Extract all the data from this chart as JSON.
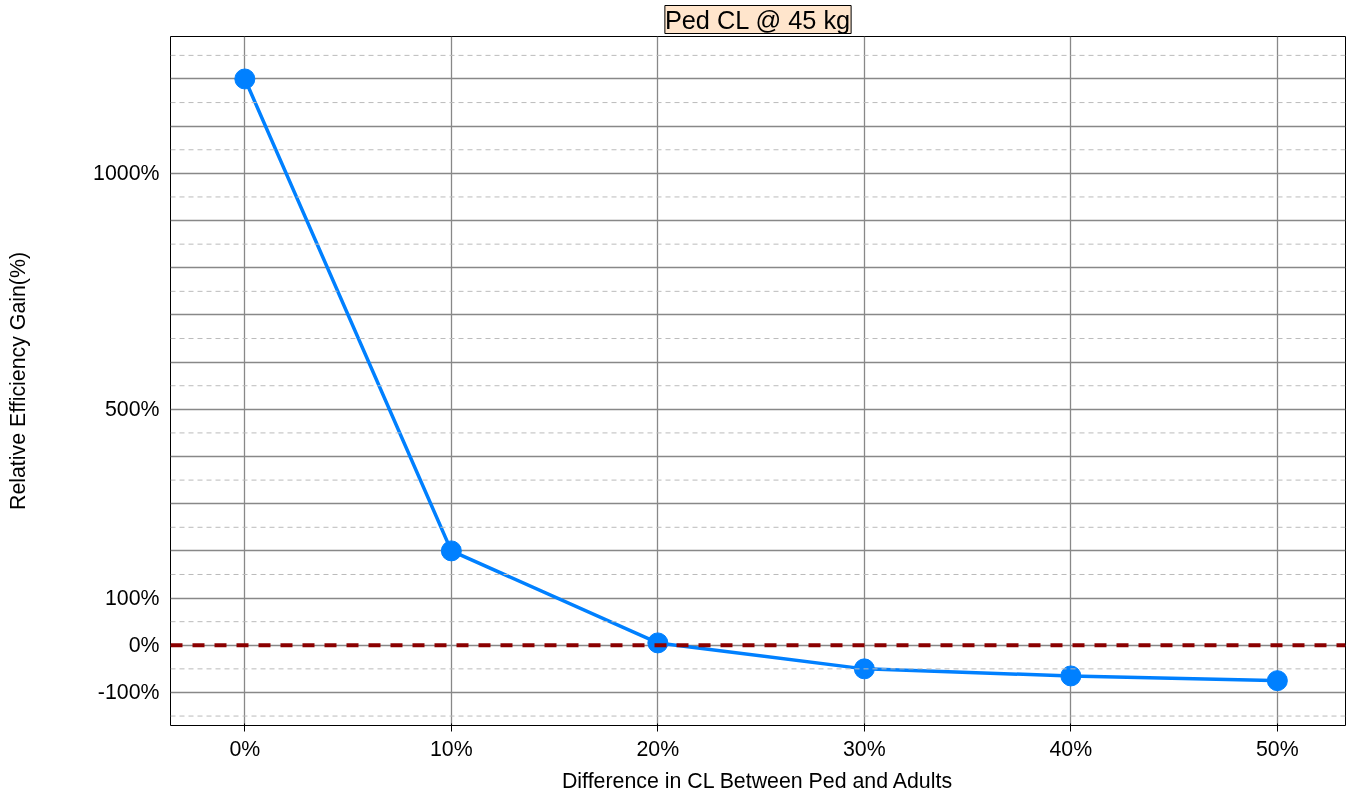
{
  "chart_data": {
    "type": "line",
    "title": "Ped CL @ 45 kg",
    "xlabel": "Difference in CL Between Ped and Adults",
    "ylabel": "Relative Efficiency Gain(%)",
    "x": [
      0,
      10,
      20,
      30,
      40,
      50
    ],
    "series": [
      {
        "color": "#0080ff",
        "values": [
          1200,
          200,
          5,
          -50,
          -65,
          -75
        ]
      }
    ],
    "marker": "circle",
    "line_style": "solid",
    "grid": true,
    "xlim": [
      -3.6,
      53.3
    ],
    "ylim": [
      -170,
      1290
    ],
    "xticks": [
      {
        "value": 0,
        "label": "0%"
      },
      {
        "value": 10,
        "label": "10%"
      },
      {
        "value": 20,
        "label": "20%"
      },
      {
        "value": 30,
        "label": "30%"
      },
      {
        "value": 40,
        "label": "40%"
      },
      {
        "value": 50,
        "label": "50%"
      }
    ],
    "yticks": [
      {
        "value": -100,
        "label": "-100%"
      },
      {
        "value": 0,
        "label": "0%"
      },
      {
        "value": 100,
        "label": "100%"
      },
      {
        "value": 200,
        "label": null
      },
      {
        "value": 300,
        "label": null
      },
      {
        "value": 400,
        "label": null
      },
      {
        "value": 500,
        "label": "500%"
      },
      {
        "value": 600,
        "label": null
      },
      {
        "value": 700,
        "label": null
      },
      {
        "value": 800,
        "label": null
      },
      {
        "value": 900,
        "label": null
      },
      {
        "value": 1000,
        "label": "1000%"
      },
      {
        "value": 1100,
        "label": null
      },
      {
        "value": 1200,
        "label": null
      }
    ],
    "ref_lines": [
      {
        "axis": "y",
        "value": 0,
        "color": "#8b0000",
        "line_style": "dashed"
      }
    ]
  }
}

*BRIEF*
Each line of the material must be retyped exactly, except that images are omitted.

*FINISHED TASK*
Extract all the data from this chart as JSON.
{
  "chart_data": {
    "type": "line",
    "title": "Ped CL @ 45 kg",
    "xlabel": "Difference in CL Between Ped and Adults",
    "ylabel": "Relative Efficiency Gain(%)",
    "x": [
      0,
      10,
      20,
      30,
      40,
      50
    ],
    "series": [
      {
        "color": "#0080ff",
        "values": [
          1200,
          200,
          5,
          -50,
          -65,
          -75
        ]
      }
    ],
    "marker": "circle",
    "line_style": "solid",
    "grid": true,
    "xlim": [
      -3.6,
      53.3
    ],
    "ylim": [
      -170,
      1290
    ],
    "xticks": [
      {
        "value": 0,
        "label": "0%"
      },
      {
        "value": 10,
        "label": "10%"
      },
      {
        "value": 20,
        "label": "20%"
      },
      {
        "value": 30,
        "label": "30%"
      },
      {
        "value": 40,
        "label": "40%"
      },
      {
        "value": 50,
        "label": "50%"
      }
    ],
    "yticks": [
      {
        "value": -100,
        "label": "-100%"
      },
      {
        "value": 0,
        "label": "0%"
      },
      {
        "value": 100,
        "label": "100%"
      },
      {
        "value": 200,
        "label": null
      },
      {
        "value": 300,
        "label": null
      },
      {
        "value": 400,
        "label": null
      },
      {
        "value": 500,
        "label": "500%"
      },
      {
        "value": 600,
        "label": null
      },
      {
        "value": 700,
        "label": null
      },
      {
        "value": 800,
        "label": null
      },
      {
        "value": 900,
        "label": null
      },
      {
        "value": 1000,
        "label": "1000%"
      },
      {
        "value": 1100,
        "label": null
      },
      {
        "value": 1200,
        "label": null
      }
    ],
    "ref_lines": [
      {
        "axis": "y",
        "value": 0,
        "color": "#8b0000",
        "line_style": "dashed"
      }
    ]
  }
}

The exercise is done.